**Exercise prompt**
Which lines of the records contain "Stoffe"? Collect every one of them.

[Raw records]
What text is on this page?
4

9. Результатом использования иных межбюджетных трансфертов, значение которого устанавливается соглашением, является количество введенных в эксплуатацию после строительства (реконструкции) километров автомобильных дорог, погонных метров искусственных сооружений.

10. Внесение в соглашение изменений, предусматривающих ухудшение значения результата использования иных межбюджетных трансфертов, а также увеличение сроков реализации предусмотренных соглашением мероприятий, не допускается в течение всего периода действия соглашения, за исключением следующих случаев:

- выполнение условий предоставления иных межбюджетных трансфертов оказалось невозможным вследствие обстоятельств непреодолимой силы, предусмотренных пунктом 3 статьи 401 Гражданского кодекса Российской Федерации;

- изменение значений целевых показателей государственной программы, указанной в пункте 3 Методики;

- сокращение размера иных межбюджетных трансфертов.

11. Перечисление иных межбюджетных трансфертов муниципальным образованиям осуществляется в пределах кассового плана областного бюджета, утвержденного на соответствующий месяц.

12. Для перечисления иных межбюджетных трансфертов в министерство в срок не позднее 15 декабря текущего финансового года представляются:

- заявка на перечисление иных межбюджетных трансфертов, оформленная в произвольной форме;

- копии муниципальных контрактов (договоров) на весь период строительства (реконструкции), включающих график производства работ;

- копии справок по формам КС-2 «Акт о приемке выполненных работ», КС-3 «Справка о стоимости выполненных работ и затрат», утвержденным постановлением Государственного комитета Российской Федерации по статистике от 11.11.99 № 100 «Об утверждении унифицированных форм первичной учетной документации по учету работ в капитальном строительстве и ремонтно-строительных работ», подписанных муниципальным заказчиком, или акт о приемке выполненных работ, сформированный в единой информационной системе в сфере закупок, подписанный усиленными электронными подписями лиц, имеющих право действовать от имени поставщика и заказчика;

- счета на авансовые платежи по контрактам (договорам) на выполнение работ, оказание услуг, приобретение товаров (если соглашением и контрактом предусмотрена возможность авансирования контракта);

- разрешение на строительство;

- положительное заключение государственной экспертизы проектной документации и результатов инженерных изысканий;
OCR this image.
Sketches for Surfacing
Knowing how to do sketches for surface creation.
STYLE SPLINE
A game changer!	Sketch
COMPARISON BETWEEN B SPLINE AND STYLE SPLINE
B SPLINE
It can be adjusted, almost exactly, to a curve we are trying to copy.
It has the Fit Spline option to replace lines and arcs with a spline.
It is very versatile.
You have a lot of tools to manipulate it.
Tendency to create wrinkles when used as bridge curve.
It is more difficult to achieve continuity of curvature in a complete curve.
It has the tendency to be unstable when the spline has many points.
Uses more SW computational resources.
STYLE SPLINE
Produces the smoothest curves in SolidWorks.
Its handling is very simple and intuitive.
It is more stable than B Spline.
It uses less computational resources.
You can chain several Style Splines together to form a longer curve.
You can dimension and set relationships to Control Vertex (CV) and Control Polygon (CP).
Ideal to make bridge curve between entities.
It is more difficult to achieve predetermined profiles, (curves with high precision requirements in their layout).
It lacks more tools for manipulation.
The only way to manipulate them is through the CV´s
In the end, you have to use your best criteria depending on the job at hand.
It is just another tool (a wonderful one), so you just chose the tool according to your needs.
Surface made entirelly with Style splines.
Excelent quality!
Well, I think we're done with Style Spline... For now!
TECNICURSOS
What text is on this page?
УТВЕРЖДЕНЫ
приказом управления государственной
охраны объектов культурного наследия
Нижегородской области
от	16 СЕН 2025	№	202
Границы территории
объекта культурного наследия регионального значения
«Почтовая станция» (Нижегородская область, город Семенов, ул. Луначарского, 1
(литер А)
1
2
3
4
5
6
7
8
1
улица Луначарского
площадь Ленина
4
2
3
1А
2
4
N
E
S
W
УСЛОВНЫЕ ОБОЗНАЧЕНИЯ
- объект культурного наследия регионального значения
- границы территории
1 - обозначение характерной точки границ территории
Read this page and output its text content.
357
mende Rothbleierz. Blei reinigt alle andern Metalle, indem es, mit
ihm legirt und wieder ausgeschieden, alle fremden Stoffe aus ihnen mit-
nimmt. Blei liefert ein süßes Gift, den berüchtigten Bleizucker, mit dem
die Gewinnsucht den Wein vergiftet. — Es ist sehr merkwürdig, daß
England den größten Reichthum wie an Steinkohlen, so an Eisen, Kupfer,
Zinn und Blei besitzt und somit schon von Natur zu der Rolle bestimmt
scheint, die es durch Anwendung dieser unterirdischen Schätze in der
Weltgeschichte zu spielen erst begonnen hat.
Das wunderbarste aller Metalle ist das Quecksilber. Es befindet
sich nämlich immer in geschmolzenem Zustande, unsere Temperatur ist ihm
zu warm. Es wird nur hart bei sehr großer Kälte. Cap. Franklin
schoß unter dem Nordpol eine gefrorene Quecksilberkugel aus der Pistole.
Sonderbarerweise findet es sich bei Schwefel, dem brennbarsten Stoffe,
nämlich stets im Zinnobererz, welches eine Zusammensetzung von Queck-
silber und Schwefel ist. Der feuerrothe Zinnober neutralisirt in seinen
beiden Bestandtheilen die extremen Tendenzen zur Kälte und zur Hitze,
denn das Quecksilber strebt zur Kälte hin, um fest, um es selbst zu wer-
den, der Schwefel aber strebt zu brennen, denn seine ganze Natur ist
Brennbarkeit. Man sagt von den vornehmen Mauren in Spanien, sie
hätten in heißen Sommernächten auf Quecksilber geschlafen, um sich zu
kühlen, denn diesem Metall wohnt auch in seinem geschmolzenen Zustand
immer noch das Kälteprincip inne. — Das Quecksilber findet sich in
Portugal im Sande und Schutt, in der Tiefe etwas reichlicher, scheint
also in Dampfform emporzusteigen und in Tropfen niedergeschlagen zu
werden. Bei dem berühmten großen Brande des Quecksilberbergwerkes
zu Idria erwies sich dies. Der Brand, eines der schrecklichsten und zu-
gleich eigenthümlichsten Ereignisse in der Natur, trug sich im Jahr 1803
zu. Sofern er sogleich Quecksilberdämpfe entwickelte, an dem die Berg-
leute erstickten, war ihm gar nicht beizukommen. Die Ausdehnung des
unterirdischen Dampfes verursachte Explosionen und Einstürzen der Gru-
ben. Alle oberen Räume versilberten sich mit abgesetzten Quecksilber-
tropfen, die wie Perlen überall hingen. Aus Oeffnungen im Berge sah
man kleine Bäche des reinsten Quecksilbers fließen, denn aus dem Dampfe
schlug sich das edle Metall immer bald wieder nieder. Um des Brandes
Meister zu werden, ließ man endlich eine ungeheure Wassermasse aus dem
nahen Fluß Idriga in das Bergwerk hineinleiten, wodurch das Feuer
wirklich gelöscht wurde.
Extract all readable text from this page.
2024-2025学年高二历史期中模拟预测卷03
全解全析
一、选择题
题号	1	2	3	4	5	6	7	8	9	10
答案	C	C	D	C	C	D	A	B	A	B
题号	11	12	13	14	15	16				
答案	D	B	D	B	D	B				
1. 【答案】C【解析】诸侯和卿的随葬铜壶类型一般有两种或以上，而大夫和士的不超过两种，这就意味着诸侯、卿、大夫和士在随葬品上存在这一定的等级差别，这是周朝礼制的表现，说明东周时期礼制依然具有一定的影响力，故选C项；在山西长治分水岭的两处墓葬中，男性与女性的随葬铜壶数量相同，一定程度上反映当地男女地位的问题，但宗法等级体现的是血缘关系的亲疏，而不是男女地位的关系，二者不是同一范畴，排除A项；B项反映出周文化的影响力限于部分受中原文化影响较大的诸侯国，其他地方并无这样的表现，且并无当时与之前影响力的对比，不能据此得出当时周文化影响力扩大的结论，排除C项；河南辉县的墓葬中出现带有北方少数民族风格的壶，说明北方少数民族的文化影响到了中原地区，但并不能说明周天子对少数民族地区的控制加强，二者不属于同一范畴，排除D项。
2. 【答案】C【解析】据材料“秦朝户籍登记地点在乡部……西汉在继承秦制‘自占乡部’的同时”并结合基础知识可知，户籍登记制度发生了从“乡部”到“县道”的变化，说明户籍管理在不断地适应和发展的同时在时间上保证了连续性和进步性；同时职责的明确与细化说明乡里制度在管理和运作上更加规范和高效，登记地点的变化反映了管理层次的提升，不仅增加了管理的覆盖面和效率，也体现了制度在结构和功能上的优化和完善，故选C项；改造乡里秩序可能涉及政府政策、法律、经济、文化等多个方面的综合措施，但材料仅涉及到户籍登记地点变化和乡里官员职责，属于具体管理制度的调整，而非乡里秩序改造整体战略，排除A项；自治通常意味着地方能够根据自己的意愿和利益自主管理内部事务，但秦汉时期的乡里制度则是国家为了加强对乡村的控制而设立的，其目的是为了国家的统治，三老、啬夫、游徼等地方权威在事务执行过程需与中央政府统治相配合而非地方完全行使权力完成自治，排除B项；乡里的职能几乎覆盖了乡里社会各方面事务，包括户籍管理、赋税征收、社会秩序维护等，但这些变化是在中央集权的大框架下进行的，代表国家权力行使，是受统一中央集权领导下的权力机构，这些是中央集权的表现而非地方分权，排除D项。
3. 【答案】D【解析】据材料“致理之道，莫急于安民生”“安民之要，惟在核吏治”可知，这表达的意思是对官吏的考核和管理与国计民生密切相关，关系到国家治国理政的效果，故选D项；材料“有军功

**Result of this task**
ihm legirt und wieder ausgeschieden, alle fremden Stoffe aus ihnen mit-
Sonderbarerweise findet es sich bei Schwefel, dem brennbarsten Stoffe,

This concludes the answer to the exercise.